=== WORK TO COMPLETE ===
From the entries that follow, gather each line holding the word "text".
───
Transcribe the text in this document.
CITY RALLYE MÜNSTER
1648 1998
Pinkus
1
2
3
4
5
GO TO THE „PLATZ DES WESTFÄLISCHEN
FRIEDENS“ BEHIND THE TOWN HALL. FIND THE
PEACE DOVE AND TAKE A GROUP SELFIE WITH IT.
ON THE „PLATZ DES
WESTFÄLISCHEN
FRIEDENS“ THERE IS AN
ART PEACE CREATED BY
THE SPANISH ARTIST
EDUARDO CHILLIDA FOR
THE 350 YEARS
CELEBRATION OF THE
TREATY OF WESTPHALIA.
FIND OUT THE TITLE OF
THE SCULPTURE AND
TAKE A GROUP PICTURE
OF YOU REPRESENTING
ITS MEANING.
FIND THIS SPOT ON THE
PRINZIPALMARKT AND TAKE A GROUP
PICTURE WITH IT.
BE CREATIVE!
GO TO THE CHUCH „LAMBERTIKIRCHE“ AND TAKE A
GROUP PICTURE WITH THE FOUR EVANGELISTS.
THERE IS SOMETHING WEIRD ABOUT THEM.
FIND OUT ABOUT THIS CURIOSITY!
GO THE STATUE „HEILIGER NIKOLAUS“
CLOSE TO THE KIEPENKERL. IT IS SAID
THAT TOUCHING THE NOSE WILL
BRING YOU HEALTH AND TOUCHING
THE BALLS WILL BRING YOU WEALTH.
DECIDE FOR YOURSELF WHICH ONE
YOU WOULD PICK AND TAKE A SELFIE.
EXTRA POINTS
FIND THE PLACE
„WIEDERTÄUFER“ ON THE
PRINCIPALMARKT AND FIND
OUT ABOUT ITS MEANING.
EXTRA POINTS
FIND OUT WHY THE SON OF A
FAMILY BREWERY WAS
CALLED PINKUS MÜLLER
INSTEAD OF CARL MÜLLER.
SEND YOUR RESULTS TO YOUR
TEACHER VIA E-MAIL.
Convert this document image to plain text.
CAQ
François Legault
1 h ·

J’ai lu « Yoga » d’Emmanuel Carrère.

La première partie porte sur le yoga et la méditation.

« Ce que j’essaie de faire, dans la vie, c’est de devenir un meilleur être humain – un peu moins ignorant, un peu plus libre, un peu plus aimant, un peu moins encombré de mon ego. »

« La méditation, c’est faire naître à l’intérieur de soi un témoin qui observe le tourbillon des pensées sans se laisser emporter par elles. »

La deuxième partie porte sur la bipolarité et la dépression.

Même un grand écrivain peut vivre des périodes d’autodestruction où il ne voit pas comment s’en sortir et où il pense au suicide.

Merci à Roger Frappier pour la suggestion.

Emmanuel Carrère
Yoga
───
=== TASK RESPONSE ===
Transcribe the text in this document.
Convert this document image to plain text.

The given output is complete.